## Given entries
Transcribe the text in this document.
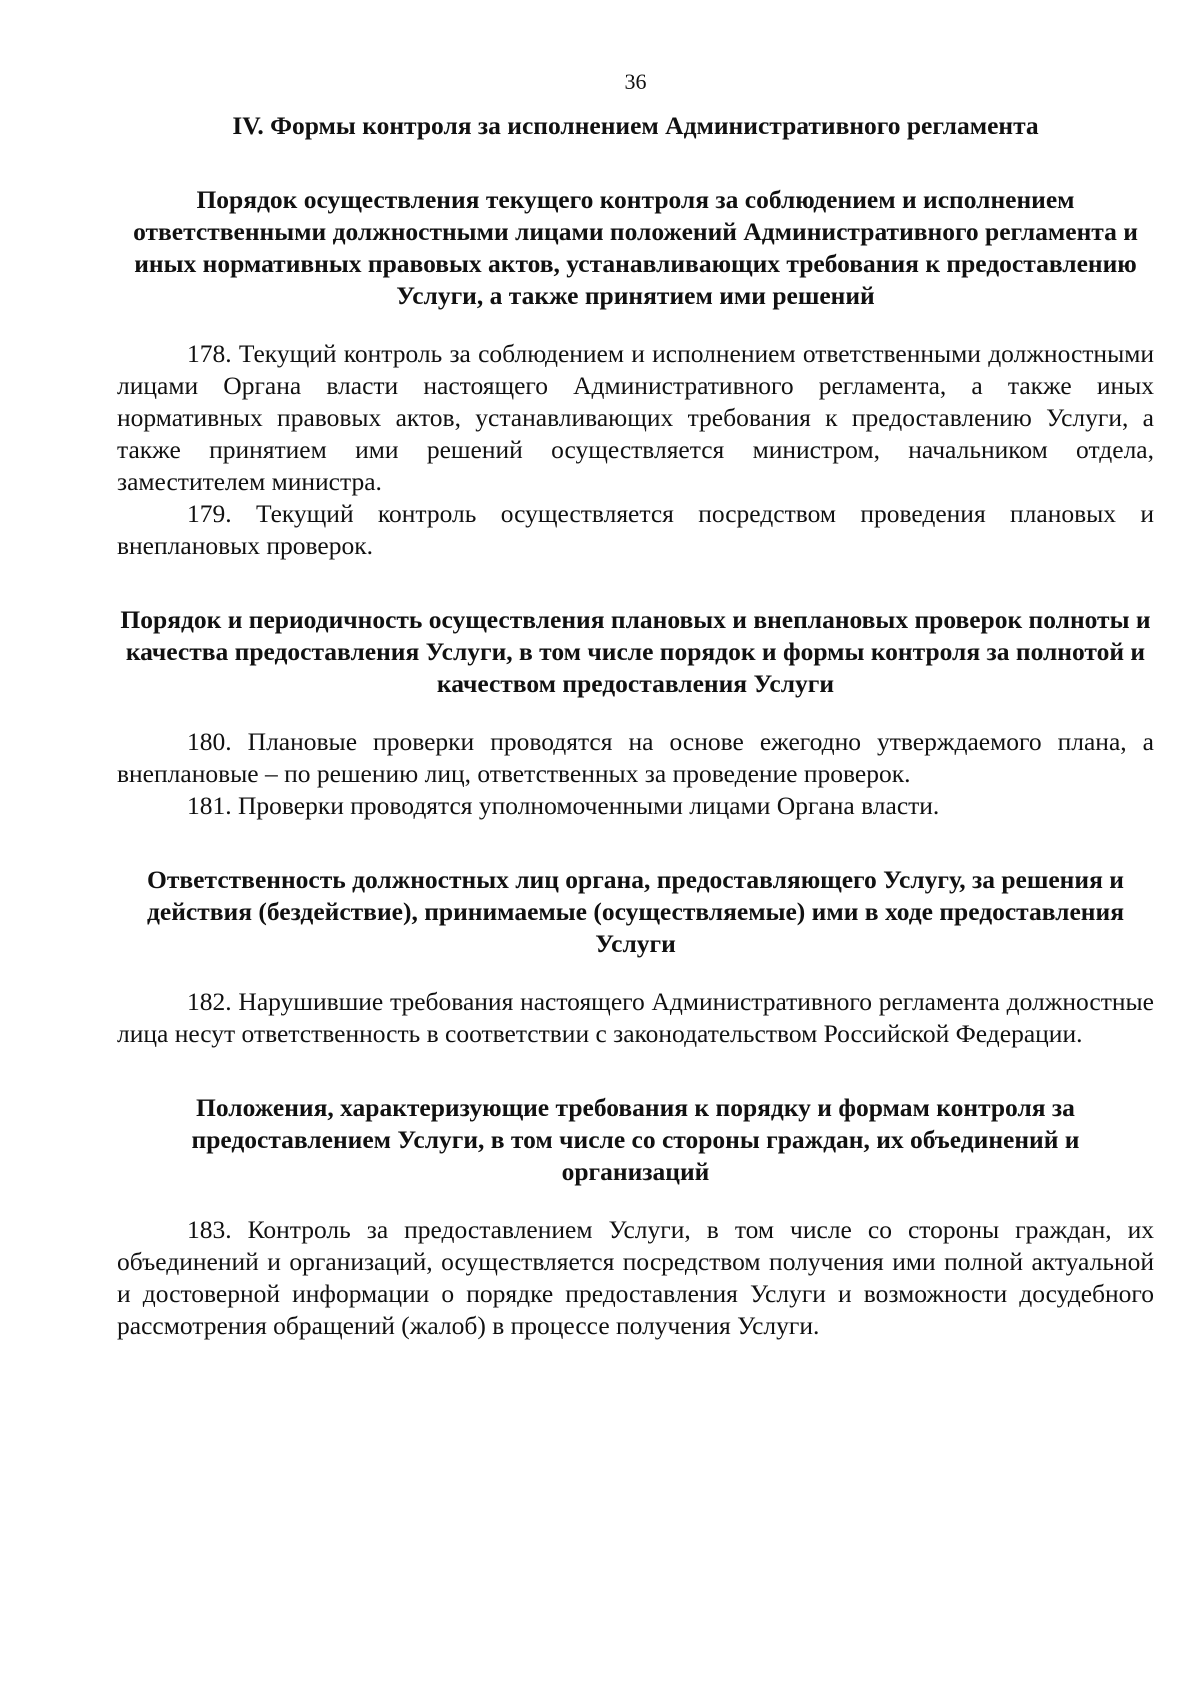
36
IV. Формы контроля за исполнением Административного регламента
Порядок осуществления текущего контроля за соблюдением и исполнением ответственными должностными лицами положений Административного регламента и иных нормативных правовых актов, устанавливающих требования к предоставлению Услуги, а также принятием ими решений

178. Текущий контроль за соблюдением и исполнением ответственными должностными лицами Органа власти настоящего Административного регламента, а также иных нормативных правовых актов, устанавливающих требования к предоставлению Услуги, а также принятием ими решений осуществляется министром, начальником отдела, заместителем министра.

179. Текущий контроль осуществляется посредством проведения плановых и внеплановых проверок.

Порядок и периодичность осуществления плановых и внеплановых проверок полноты и качества предоставления Услуги, в том числе порядок и формы контроля за полнотой и качеством предоставления Услуги

180. Плановые проверки проводятся на основе ежегодно утверждаемого плана, а внеплановые – по решению лиц, ответственных за проведение проверок.

181. Проверки проводятся уполномоченными лицами Органа власти.

Ответственность должностных лиц органа, предоставляющего Услугу, за решения и действия (бездействие), принимаемые (осуществляемые) ими в ходе предоставления Услуги

182. Нарушившие требования настоящего Административного регламента должностные лица несут ответственность в соответствии с законодательством Российской Федерации.

Положения, характеризующие требования к порядку и формам контроля за предоставлением Услуги, в том числе со стороны граждан, их объединений и организаций

183. Контроль за предоставлением Услуги, в том числе со стороны граждан, их объединений и организаций, осуществляется посредством получения ими полной актуальной и достоверной информации о порядке предоставления Услуги и возможности досудебного рассмотрения обращений (жалоб) в процессе получения Услуги.
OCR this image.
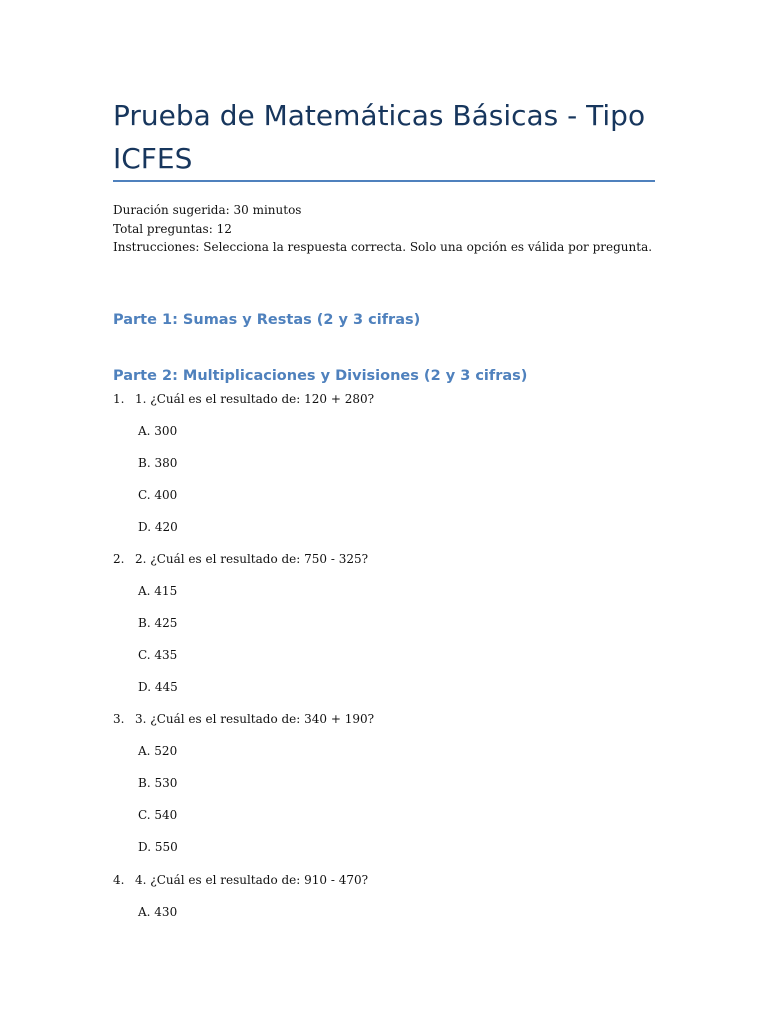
Prueba de Matemáticas Básicas - Tipo ICFES
Duración sugerida: 30 minutos
Total preguntas: 12
Instrucciones: Selecciona la respuesta correcta. Solo una opción es válida por pregunta.
Parte 1: Sumas y Restas (2 y 3 cifras)
Parte 2: Multiplicaciones y Divisiones (2 y 3 cifras)
1. 1. ¿Cuál es el resultado de: 120 + 280?
A. 300
B. 380
C. 400
D. 420
2. 2. ¿Cuál es el resultado de: 750 - 325?
A. 415
B. 425
C. 435
D. 445
3. 3. ¿Cuál es el resultado de: 340 + 190?
A. 520
B. 530
C. 540
D. 550
4. 4. ¿Cuál es el resultado de: 910 - 470?
A. 430
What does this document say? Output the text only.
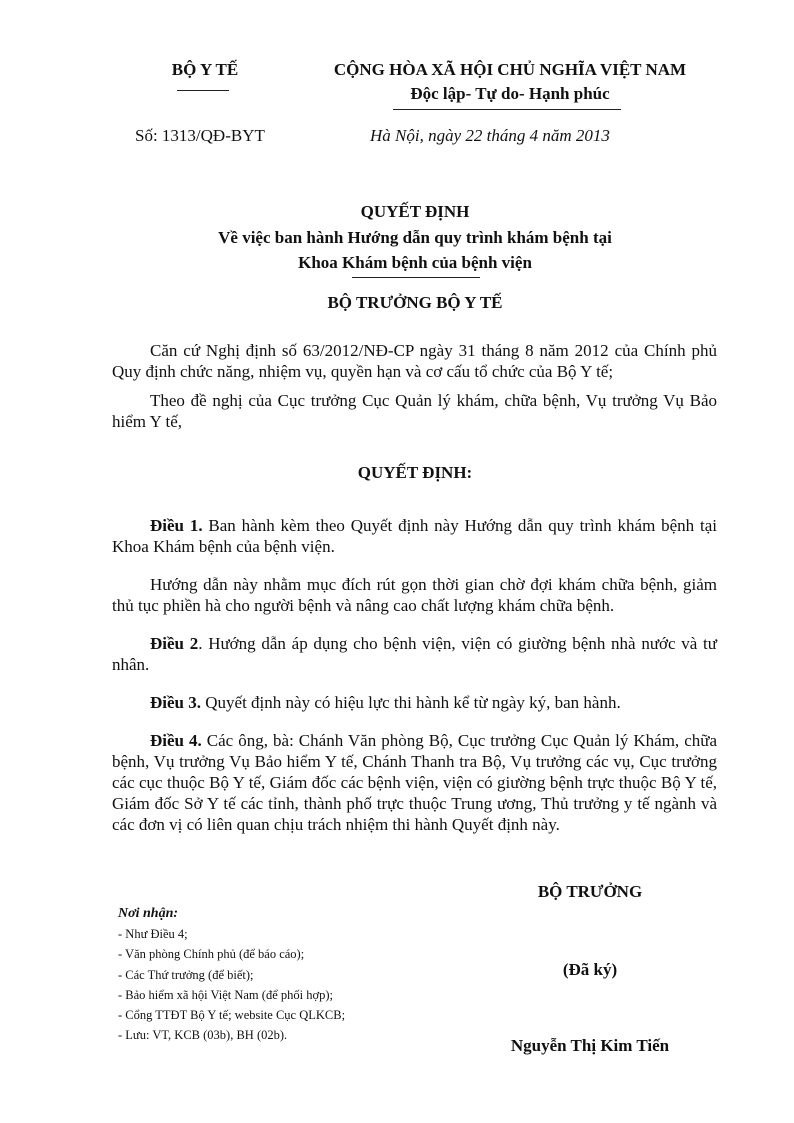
BỘ Y TẾ	CỘNG HÒA XÃ HỘI CHỦ NGHĨA VIỆT NAM
Độc lập- Tự do- Hạnh phúc
Số: 1313/QĐ-BYT	Hà Nội, ngày 22 tháng 4 năm 2013
QUYẾT ĐỊNH
Về việc ban hành Hướng dẫn quy trình khám bệnh tại
Khoa Khám bệnh của bệnh viện
BỘ TRƯỞNG BỘ Y TẾ
Căn cứ Nghị định số 63/2012/NĐ-CP ngày 31 tháng 8 năm 2012 của Chính phủ Quy định chức năng, nhiệm vụ, quyền hạn và cơ cấu tổ chức của Bộ Y tế;
Theo đề nghị của Cục trưởng Cục Quản lý khám, chữa bệnh, Vụ trưởng Vụ Bảo hiểm Y tế,
QUYẾT ĐỊNH:
Điều 1. Ban hành kèm theo Quyết định này Hướng dẫn quy trình khám bệnh tại Khoa Khám bệnh của bệnh viện.
Hướng dẫn này nhằm mục đích rút gọn thời gian chờ đợi khám chữa bệnh, giảm thủ tục phiền hà cho người bệnh và nâng cao chất lượng khám chữa bệnh.
Điều 2. Hướng dẫn áp dụng cho bệnh viện, viện có giường bệnh nhà nước và tư nhân.
Điều 3. Quyết định này có hiệu lực thi hành kể từ ngày ký, ban hành.
Điều 4. Các ông, bà: Chánh Văn phòng Bộ, Cục trưởng Cục Quản lý Khám, chữa bệnh, Vụ trưởng Vụ Bảo hiểm Y tế, Chánh Thanh tra Bộ, Vụ trưởng các vụ, Cục trưởng các cục thuộc Bộ Y tế, Giám đốc các bệnh viện, viện có giường bệnh trực thuộc Bộ Y tế, Giám đốc Sở Y tế các tỉnh, thành phố trực thuộc Trung ương, Thủ trưởng y tế ngành và các đơn vị có liên quan chịu trách nhiệm thi hành Quyết định này.
Nơi nhận:
- Như Điều 4;
- Văn phòng Chính phủ (để báo cáo);
- Các Thứ trưởng (để biết);
- Bảo hiểm xã hội Việt Nam (để phối hợp);
- Cổng TTĐT Bộ Y tế; website Cục QLKCB;
- Lưu: VT, KCB (03b), BH (02b).
BỘ TRƯỞNG
(Đã ký)
Nguyễn Thị Kim Tiến
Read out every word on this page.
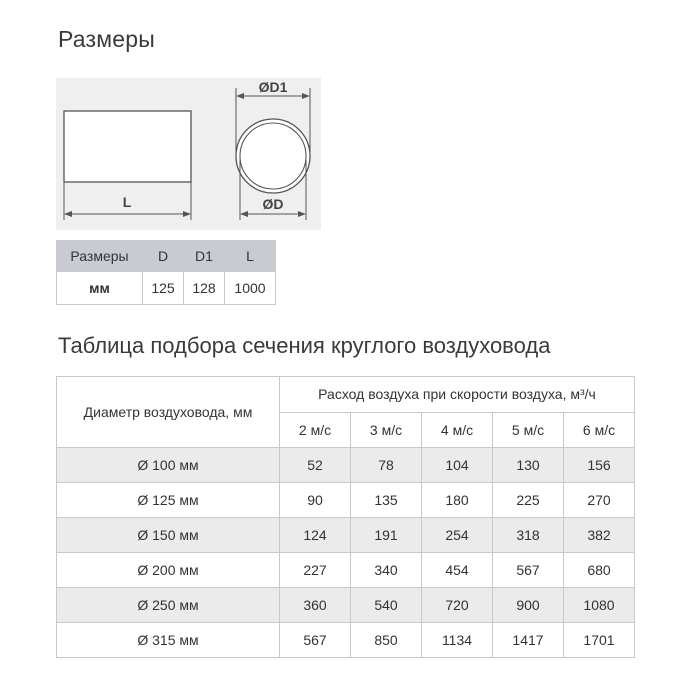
Размеры
L
ØD1
ØD
Размеры	D	D1	L
мм	125	128	1000
Таблица подбора сечения круглого воздуховода
Диаметр воздуховода, мм	Расход воздуха при скорости воздуха, м³/ч				
	2 м/с	3 м/с	4 м/с	5 м/с	6 м/с
Ø 100 мм	52	78	104	130	156
Ø 125 мм	90	135	180	225	270
Ø 150 мм	124	191	254	318	382
Ø 200 мм	227	340	454	567	680
Ø 250 мм	360	540	720	900	1080
Ø 315 мм	567	850	1134	1417	1701
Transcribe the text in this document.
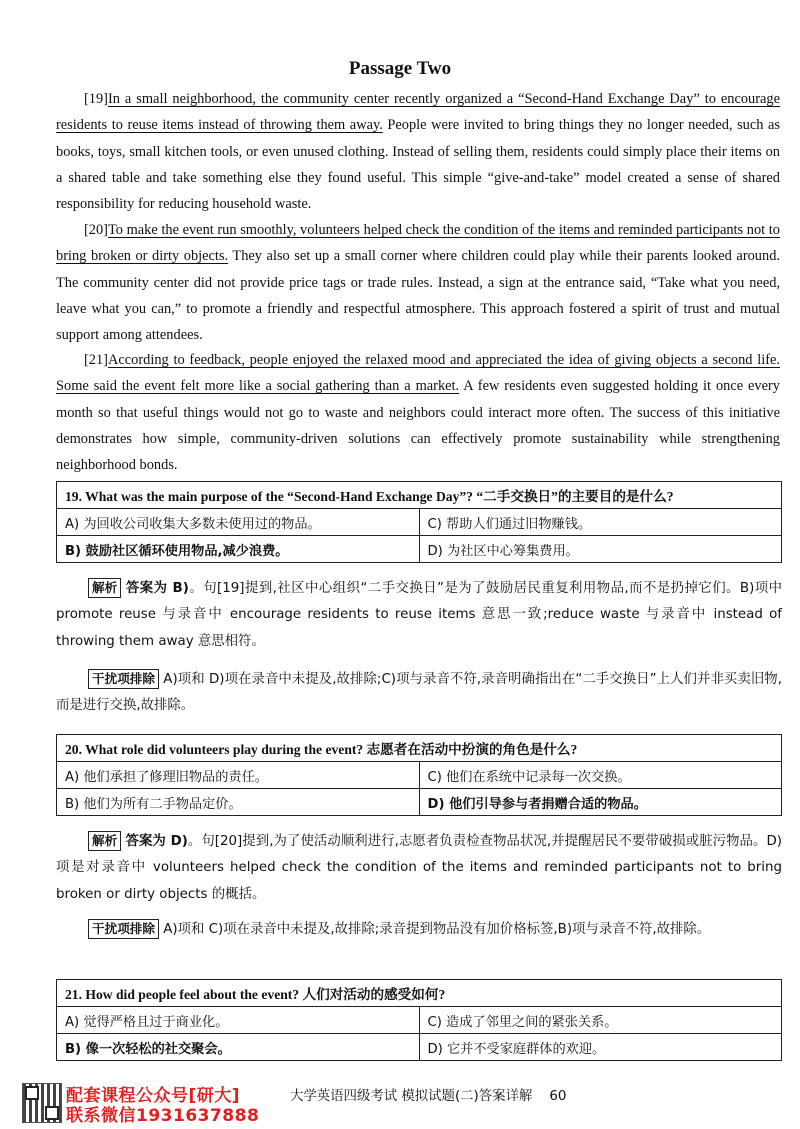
Passage Two

[19]In a small neighborhood, the community center recently organized a “Second-Hand Exchange Day” to encourage residents to reuse items instead of throwing them away. People were invited to bring things they no longer needed, such as books, toys, small kitchen tools, or even unused clothing. Instead of selling them, residents could simply place their items on a shared table and take something else they found useful. This simple “give-and-take” model created a sense of shared responsibility for reducing household waste.

[20]To make the event run smoothly, volunteers helped check the condition of the items and reminded participants not to bring broken or dirty objects. They also set up a small corner where children could play while their parents looked around. The community center did not provide price tags or trade rules. Instead, a sign at the entrance said, “Take what you need, leave what you can,” to promote a friendly and respectful atmosphere. This approach fostered a spirit of trust and mutual support among attendees.

[21]According to feedback, people enjoyed the relaxed mood and appreciated the idea of giving objects a second life. Some said the event felt more like a social gathering than a market. A few residents even suggested holding it once every month so that useful things would not go to waste and neighbors could interact more often. The success of this initiative demonstrates how simple, community-driven solutions can effectively promote sustainability while strengthening neighborhood bonds.

19. What was the main purpose of the “Second-Hand Exchange Day”? “二手交换日”的主要目的是什么?	
A) 为回收公司收集大多数未使用过的物品。	C) 帮助人们通过旧物赚钱。
B) 鼓励社区循环使用物品,减少浪费。	D) 为社区中心筹集费用。

解析 答案为 B)。句[19]提到,社区中心组织“二手交换日”是为了鼓励居民重复利用物品,而不是扔掉它们。B)项中 promote reuse 与录音中 encourage residents to reuse items 意思一致;reduce waste 与录音中 instead of throwing them away 意思相符。

干扰项排除 A)项和 D)项在录音中未提及,故排除;C)项与录音不符,录音明确指出在“二手交换日”上人们并非买卖旧物,而是进行交换,故排除。

20. What role did volunteers play during the event? 志愿者在活动中扮演的角色是什么?	
A) 他们承担了修理旧物品的责任。	C) 他们在系统中记录每一次交换。
B) 他们为所有二手物品定价。	D) 他们引导参与者捐赠合适的物品。

解析 答案为 D)。句[20]提到,为了使活动顺利进行,志愿者负责检查物品状况,并提醒居民不要带破损或脏污物品。D)项是对录音中 volunteers helped check the condition of the items and reminded participants not to bring broken or dirty objects 的概括。

干扰项排除 A)项和 C)项在录音中未提及,故排除;录音提到物品没有加价格标签,B)项与录音不符,故排除。

21. How did people feel about the event? 人们对活动的感受如何?	
A) 觉得严格且过于商业化。	C) 造成了邻里之间的紧张关系。
B) 像一次轻松的社交聚会。	D) 它并不受家庭群体的欢迎。
配套课程公众号[研大]
联系微信1931637888
大学英语四级考试 模拟试题(二)答案详解 60
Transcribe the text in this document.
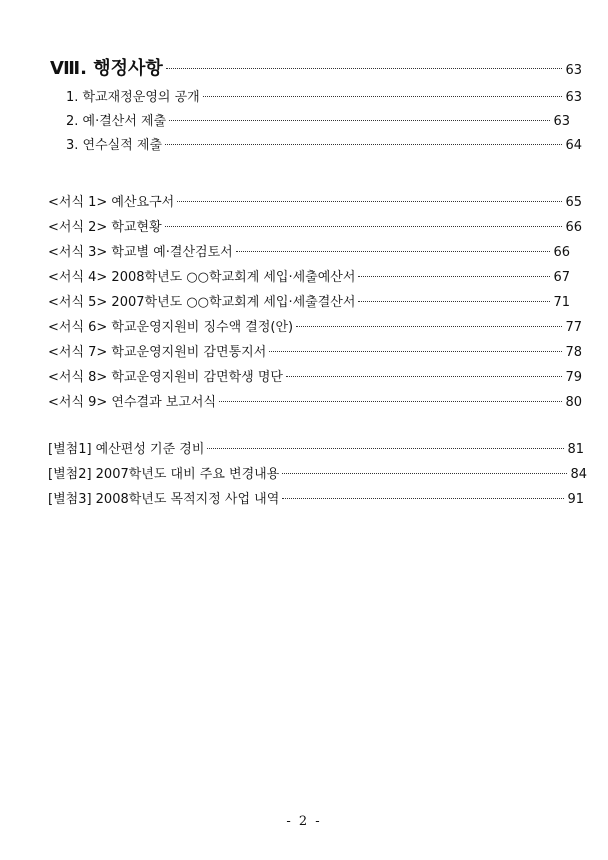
Ⅷ. 행정사항	63
1. 학교재정운영의 공개	63
2. 예·결산서 제출	63
3. 연수실적 제출	64
<서식 1> 예산요구서	65
<서식 2> 학교현황	66
<서식 3> 학교별 예·결산검토서	66
<서식 4> 2008학년도 ○○학교회계 세입·세출예산서	67
<서식 5> 2007학년도 ○○학교회계 세입·세출결산서	71
<서식 6> 학교운영지원비 징수액 결정(안)	77
<서식 7> 학교운영지원비 감면통지서	78
<서식 8> 학교운영지원비 감면학생 명단	79
<서식 9> 연수결과 보고서식	80
[별첨1] 예산편성 기준 경비	81
[별첨2] 2007학년도 대비 주요 변경내용	84
[별첨3] 2008학년도 목적지정 사업 내역	91
- 2 -
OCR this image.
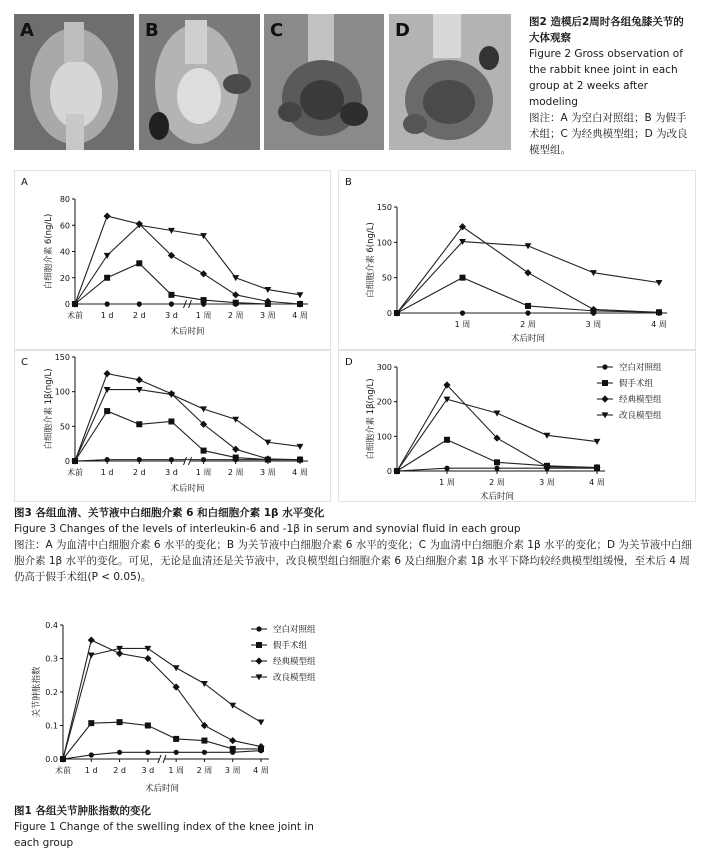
A	B	C	D	图2 造模后2周时各组兔膝关节的大体观察
Figure 2 Gross observation of the rabbit knee joint in each group at 2 weeks after modeling
图注：A 为空白对照组；B 为假手术组；C 为经典模型组；D 为改良模型组。
A
0
20
40
60
80
术前 1 d 2 d 3 d 1 周 2 周 3 周 4 周
白细胞介素 6(ng/L)
术后时间
B
0
50
100
150
1 周	2 周	3 周	4 周
白细胞介素 6(ng/L)
术后时间
C
0
50
100
150
术前 1 d 2 d 3 d 1 周 2 周 3 周 4 周
白细胞介素 1β(ng/L)
术后时间
D
0
100
200
300
1 周	2 周	3 周	4 周
白细胞介素 1β(ng/L)
术后时间
空白对照组
假手术组
经典模型组
改良模型组
图3 各组血清、关节液中白细胞介素 6 和白细胞介素 1β 水平变化
Figure 3 Changes of the levels of interleukin-6 and -1β in serum and synovial fluid in each group
图注：A 为血清中白细胞介素 6 水平的变化；B 为关节液中白细胞介素 6 水平的变化；C 为血清中白细胞介素 1β 水平的变化；D 为关节液中白细胞介素 1β 水平的变化。可见，无论是血清还是关节液中，改良模型组白细胞介素 6 及白细胞介素 1β 水平下降均较经典模型组缓慢，至术后 4 周仍高于假手术组(P < 0.05)。
0.0
0.1
0.2
0.3
0.4
术前 1 d 2 d 3 d 1 周 2 周 3 周 4 周
关节肿胀指数
术后时间
空白对照组
假手术组
经典模型组
改良模型组
图1 各组关节肿胀指数的变化
Figure 1 Change of the swelling index of the knee joint in each group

## Brief
Determine how many lines of the material include the string "center". Output only that count.

## Answer
2